> [THE REQUEST]: Extract each line bearing the word "Level".

------------------------------------

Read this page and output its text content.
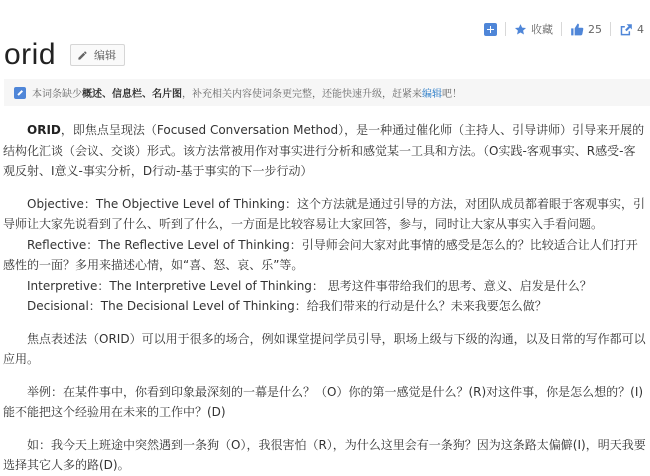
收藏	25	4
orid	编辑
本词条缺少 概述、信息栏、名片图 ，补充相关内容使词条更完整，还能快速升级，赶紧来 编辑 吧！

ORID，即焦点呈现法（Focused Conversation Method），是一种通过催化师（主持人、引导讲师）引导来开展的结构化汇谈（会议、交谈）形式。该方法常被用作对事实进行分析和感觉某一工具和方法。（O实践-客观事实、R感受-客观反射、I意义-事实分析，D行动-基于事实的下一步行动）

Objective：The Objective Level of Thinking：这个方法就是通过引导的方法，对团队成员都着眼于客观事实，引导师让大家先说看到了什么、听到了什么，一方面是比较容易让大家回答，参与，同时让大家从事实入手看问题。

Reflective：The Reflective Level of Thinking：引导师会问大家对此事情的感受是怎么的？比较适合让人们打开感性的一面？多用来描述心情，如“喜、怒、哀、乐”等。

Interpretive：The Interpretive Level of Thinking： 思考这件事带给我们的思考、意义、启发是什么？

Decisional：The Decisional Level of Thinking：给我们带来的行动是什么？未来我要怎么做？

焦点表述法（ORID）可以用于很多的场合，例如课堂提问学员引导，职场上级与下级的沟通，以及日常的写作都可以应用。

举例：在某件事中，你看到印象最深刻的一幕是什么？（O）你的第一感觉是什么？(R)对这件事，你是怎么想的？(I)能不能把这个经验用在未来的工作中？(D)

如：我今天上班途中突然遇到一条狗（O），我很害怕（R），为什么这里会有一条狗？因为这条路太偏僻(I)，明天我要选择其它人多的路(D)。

------------------------------------

> [CORRECT RESULT]:
Objective：The Objective Level of Thinking：这个方法就是通过引导的方法，对团队成员都着眼于客观事实，引导师让大家先说看到了什么、听到了什么，一方面是比较容易让大家回答，参与，同时让大家从事实入手看问题。
Reflective：The Reflective Level of Thinking：引导师会问大家对此事情的感受是怎么的？比较适合让人们打开感性的一面？多用来描述心情，如“喜、怒、哀、乐”等。
Interpretive：The Interpretive Level of Thinking： 思考这件事带给我们的思考、意义、启发是什么？
Decisional：The Decisional Level of Thinking：给我们带来的行动是什么？未来我要怎么做？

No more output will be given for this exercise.